**DOCUMENT EXTRACT:**

# # # # #

4228 posts - 8259 votes 
20 sounds
Speaks: English*, French
Studies: Polish, Slovak, Uzbek, Turkish, Korean, Finnish

 
 Message 26 of 43
20 January 2013 at 3:29am | IP Logged 
This isn't a true opposite between English and my other languages, but the difference in frequency of usage did take some time for me to internalize and use without hesitation.

In English, we typically use "like" as a transitive verb when expressing approval of something abstract or a characteristic among other things that's based on a brief first impression (e.g. "I like your new haircut / your way of thinking" etc.). The relatonship is where the one giving off the sense of admiration is the sentence's subject.

However I've noticed that several of my target languages typically use a construction which turns the relationship the other way around. Namely the object that sets off the sense of admiration is the sentence's subject.

E.g.

"I like your hair(cut) / hairdo."
Minä pidän kampauksestasi (Finnish)
J'aime ta coiffure (French)
Mun liikon du vuoktačohkosii (Northern Saami - I think that I got the declension correct!)

Dopada/Sviđa mi se tvoja frizura (BCMS/SC)
Líbí se mi tvůj účes (Czech)
Mulle meeldib su soeng (Estonian)
Dein Haarschnitt gefällt mir. (German)
Tetszik nekem a frizurád (Hungarian)
Man patīk tava frizūra (Latvian)
Podoba mi się twoja fryzura (Polish)
Páči sa mi tvoj účes (Slovak)
Všeč mi je tvoja frizura (Slovenian)
Мені подобається твоя зачіска (Ukrainian)

# # # # #

**DATA SHOWN:**

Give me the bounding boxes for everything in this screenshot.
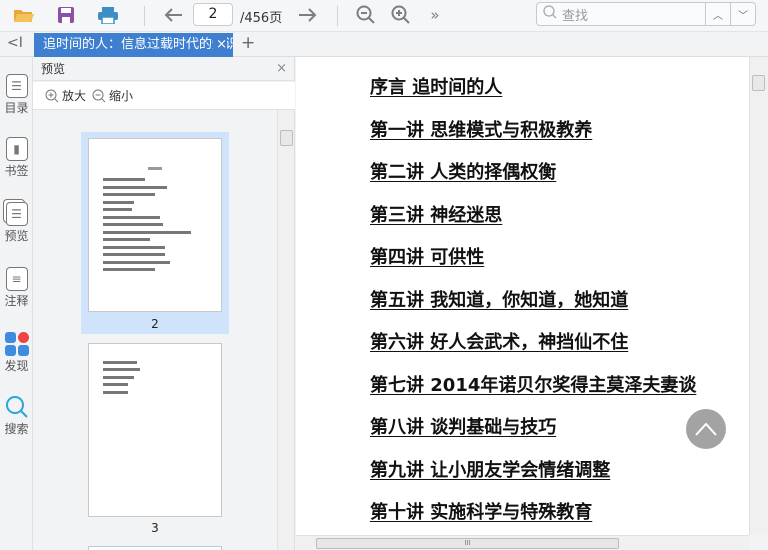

# # # # #

**TASK LIST:**
**a.** Answer these questions using the forum post on saying "I like" in different languages:
(i) Which languages does the poster list under "Speaks"?
(ii) On what date was message 26 posted?
(iii) For which language's example does the poster add that they think they got the declension correct?
**b.** Decide whether each statement agrees with the forum post on saying "I like" in different languages. Answer yes or no, and quote the words from the post that settle it.
(i) Korean is one of the languages the poster studies.
(ii) The poster describes the difference as a true opposite between English and their other languages.
(iii) The post is message 26 out of 43.
**c.** Extend the forum post on saying "I like" in different languages, continuing from its final line.

**ANSWERS BELOW:**
**a.**
(i) English and French.
(ii) 20 January 2013.
(iii) Northern Saami.

**b.**
(i) Yes: "Studies: Polish, Slovak, Uzbek, Turkish, Korean, Finnish"
(ii) No: "This isn't a true opposite between English and my other languages"
(iii) Yes: "Message 26 of 43"

**c.**
All of the expressions in the second set are structurally comparable to the infrequently used structure with "appeal"* (i.e. "Your haircut appeals to me"). The one that's admiring something/someone is put in the canonical dative case (i.e. "to/for me") or in the case of Estonian, its figurative counterpart in the allative case.

(*However my native speaker's sense makes me classify "appeal" as referring to the attraction inherent in something abstract (e.g. "Your thinking appeals to me") rather than the physical ("Your haircut appeals to me" seems to be an unidiomatic "translation" of "I like your haircut").)

I should add that it's not this binary since at least two of the languages in the second set do have constructions that resemble the English order. However my understanding of them is that they signal a somewhat deeper attachment or sense of permanence in how it's done. Here it's something akin to "I like your haircut / hairstyle and I can't help but compliment you whenever you get a new haircut / hairdo since they always turn out well for you."

Ich mag deinen Haarschnitt (German)
Lubię twoją fryzurę (Polish)

P.S. Make that at least three languages: Hungarian slipped my mind at that time. However as in German and Polish, using an expression that is structurally analogous to the English "I like sg" signals a deeper sense of admiration or permanence rather than a favourable but brief first impression.

Szeretem a frizurádat (Hungarian)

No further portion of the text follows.